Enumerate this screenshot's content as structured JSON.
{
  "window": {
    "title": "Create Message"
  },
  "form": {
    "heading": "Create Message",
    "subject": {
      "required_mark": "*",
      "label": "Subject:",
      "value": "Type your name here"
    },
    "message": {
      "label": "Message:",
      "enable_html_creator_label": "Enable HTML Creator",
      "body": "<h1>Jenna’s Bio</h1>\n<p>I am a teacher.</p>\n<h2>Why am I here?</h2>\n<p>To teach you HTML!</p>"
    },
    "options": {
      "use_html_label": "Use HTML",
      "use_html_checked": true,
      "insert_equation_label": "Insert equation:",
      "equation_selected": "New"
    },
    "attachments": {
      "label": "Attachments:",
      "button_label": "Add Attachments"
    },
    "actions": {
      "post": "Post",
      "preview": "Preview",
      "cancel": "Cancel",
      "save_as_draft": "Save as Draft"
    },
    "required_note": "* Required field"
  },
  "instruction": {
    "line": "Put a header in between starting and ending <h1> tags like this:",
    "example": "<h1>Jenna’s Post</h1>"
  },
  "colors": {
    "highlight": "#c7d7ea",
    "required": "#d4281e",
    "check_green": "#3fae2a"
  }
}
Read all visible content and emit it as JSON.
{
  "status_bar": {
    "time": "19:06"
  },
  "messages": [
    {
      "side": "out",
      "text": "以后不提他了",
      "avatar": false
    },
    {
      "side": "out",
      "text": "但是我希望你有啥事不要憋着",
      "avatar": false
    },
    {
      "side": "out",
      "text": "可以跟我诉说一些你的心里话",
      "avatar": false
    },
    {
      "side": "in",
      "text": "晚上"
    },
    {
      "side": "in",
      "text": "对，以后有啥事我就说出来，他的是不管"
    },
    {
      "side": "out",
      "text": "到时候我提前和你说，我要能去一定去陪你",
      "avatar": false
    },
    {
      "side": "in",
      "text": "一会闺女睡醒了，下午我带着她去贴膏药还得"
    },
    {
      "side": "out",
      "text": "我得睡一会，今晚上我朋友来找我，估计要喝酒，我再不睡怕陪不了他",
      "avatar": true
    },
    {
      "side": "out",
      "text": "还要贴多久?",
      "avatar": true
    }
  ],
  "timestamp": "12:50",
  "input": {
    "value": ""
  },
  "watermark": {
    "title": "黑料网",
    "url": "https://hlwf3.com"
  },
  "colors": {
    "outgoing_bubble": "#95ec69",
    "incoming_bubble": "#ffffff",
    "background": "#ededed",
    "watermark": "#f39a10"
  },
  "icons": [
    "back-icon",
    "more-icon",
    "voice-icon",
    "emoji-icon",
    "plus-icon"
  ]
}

== == ==

**What you will do**
Provide an exact reproduction of all the entries shown above.

**Solution for this exercise**
Enumerate this screenshot's content as structured JSON.
{
  "window": {
    "title": "Create Message"
  },
  "form": {
    "heading": "Create Message",
    "subject": {
      "required_mark": "*",
      "label": "Subject:",
      "value": "Type your name here"
    },
    "message": {
      "label": "Message:",
      "enable_html_creator_label": "Enable HTML Creator",
      "body": "<h1>Jenna’s Bio</h1>\n<p>I am a teacher.</p>\n<h2>Why am I here?</h2>\n<p>To teach you HTML!</p>"
    },
    "options": {
      "use_html_label": "Use HTML",
      "use_html_checked": true,
      "insert_equation_label": "Insert equation:",
      "equation_selected": "New"
    },
    "attachments": {
      "label": "Attachments:",
      "button_label": "Add Attachments"
    },
    "actions": {
      "post": "Post",
      "preview": "Preview",
      "cancel": "Cancel",
      "save_as_draft": "Save as Draft"
    },
    "required_note": "* Required field"
  },
  "instruction": {
    "line": "Put a header in between starting and ending <h1> tags like this:",
    "example": "<h1>Jenna’s Post</h1>"
  },
  "colors": {
    "highlight": "#c7d7ea",
    "required": "#d4281e",
    "check_green": "#3fae2a"
  }
}
Read all visible content and emit it as JSON.
{
  "status_bar": {
    "time": "19:06"
  },
  "messages": [
    {
      "side": "out",
      "text": "以后不提他了",
      "avatar": false
    },
    {
      "side": "out",
      "text": "但是我希望你有啥事不要憋着",
      "avatar": false
    },
    {
      "side": "out",
      "text": "可以跟我诉说一些你的心里话",
      "avatar": false
    },
    {
      "side": "in",
      "text": "晚上"
    },
    {
      "side": "in",
      "text": "对，以后有啥事我就说出来，他的是不管"
    },
    {
      "side": "out",
      "text": "到时候我提前和你说，我要能去一定去陪你",
      "avatar": false
    },
    {
      "side": "in",
      "text": "一会闺女睡醒了，下午我带着她去贴膏药还得"
    },
    {
      "side": "out",
      "text": "我得睡一会，今晚上我朋友来找我，估计要喝酒，我再不睡怕陪不了他",
      "avatar": true
    },
    {
      "side": "out",
      "text": "还要贴多久?",
      "avatar": true
    }
  ],
  "timestamp": "12:50",
  "input": {
    "value": ""
  },
  "watermark": {
    "title": "黑料网",
    "url": "https://hlwf3.com"
  },
  "colors": {
    "outgoing_bubble": "#95ec69",
    "incoming_bubble": "#ffffff",
    "background": "#ededed",
    "watermark": "#f39a10"
  },
  "icons": [
    "back-icon",
    "more-icon",
    "voice-icon",
    "emoji-icon",
    "plus-icon"
  ]
}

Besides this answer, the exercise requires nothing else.